## TASK DESCRIPTION
Copy out each line of the data holding "type".

Figure content listings
>> BEGIN
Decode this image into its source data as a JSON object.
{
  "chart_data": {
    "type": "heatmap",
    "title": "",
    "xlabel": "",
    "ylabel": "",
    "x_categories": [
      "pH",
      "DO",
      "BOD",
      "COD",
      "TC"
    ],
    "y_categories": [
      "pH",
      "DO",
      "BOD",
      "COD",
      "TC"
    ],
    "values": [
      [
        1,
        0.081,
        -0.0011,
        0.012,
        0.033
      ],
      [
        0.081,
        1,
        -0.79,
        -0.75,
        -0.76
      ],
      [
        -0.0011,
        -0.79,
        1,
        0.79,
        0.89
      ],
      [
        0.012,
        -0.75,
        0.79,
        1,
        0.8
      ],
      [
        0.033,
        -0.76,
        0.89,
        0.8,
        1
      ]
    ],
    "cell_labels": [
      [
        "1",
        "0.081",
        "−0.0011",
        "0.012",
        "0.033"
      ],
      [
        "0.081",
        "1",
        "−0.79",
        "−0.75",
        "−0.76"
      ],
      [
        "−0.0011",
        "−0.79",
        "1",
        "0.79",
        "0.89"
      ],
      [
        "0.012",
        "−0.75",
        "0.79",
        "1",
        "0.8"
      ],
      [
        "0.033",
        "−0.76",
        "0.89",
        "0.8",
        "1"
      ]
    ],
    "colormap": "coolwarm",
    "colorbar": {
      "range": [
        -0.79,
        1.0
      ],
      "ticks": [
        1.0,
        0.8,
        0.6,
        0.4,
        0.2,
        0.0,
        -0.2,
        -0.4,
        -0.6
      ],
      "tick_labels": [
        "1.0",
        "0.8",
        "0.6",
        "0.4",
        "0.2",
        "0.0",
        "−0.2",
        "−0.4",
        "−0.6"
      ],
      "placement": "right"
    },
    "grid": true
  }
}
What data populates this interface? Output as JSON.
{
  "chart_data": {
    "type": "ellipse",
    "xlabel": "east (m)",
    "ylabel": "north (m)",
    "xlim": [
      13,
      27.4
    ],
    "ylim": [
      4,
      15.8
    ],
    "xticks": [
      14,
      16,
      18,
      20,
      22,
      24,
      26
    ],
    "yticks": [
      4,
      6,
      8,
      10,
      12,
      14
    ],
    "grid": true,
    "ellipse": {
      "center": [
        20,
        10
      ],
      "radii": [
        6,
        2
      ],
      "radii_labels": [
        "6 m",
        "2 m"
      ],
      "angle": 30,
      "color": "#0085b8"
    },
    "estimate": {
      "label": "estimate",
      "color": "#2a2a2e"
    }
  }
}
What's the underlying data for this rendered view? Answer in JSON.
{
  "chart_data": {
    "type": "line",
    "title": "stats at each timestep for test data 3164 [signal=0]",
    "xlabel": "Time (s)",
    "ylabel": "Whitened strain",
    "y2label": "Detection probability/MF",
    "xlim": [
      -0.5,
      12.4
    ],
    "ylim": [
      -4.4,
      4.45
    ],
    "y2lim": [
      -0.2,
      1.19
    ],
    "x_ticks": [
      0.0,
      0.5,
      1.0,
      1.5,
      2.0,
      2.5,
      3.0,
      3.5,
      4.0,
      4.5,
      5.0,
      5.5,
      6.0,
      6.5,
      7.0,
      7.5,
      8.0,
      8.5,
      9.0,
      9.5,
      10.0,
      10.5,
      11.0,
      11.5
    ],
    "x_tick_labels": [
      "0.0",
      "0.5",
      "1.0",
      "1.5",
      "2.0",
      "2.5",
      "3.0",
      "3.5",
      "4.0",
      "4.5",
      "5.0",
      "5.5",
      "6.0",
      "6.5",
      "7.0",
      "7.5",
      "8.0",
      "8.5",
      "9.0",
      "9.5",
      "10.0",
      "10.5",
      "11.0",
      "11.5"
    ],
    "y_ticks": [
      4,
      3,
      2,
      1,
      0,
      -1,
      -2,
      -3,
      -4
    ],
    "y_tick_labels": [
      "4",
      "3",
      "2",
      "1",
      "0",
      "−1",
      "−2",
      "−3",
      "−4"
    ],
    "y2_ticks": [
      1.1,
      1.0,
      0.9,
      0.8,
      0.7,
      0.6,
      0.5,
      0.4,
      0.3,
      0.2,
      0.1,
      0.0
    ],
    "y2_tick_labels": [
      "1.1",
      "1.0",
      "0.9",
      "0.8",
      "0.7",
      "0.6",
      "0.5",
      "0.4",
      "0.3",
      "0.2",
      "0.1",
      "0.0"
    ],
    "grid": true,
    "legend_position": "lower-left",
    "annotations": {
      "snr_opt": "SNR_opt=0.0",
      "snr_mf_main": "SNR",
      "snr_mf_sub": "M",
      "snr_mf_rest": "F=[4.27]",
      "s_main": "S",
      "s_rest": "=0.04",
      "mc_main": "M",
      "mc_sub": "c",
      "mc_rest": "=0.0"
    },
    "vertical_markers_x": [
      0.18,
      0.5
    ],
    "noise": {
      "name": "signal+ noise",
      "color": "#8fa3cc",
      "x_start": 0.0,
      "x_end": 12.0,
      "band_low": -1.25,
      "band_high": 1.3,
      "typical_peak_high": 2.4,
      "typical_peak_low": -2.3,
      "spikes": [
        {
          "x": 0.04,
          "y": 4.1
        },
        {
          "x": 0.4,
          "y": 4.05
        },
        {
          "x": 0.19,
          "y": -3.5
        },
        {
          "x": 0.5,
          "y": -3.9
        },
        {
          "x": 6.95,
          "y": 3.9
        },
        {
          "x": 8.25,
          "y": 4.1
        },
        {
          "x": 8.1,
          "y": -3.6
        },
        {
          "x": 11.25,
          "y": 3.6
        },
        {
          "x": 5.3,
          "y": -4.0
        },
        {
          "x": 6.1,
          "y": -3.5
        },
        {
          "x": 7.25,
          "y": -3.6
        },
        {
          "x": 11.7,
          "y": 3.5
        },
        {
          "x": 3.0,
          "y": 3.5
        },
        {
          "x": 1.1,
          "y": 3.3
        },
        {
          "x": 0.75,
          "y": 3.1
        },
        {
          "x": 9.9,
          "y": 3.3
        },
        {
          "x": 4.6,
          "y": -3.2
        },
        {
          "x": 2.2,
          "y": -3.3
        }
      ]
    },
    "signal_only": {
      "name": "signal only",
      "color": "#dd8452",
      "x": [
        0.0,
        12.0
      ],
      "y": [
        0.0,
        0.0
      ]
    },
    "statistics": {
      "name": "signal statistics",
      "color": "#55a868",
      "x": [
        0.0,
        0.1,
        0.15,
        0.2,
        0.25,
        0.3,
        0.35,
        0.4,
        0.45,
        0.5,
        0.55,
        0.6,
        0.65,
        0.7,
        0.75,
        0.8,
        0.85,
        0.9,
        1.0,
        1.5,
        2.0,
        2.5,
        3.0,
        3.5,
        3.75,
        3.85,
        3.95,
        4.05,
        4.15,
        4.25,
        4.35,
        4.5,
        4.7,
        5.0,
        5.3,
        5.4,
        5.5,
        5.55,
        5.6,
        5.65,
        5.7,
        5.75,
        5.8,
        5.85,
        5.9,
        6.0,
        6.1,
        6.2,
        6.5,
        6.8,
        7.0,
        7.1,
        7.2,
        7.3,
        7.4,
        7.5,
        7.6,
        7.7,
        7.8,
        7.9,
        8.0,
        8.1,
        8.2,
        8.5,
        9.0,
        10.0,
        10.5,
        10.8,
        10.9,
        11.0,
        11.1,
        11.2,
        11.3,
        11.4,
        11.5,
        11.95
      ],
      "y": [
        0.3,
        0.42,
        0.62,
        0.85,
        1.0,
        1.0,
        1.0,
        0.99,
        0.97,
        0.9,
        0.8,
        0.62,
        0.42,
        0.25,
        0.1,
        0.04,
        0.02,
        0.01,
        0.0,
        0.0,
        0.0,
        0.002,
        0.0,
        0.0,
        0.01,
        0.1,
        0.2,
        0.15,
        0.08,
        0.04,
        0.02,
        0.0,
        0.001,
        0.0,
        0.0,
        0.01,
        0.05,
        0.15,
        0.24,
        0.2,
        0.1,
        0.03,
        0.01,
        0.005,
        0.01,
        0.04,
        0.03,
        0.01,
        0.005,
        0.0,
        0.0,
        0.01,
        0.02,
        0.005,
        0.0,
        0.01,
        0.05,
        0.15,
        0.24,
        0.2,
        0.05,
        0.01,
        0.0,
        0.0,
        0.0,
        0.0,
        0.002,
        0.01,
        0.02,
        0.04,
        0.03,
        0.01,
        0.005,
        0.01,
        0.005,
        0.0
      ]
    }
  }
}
>> END
## FULL SOLUTION
    "type": "heatmap",
    "type": "ellipse",
    "type": "line",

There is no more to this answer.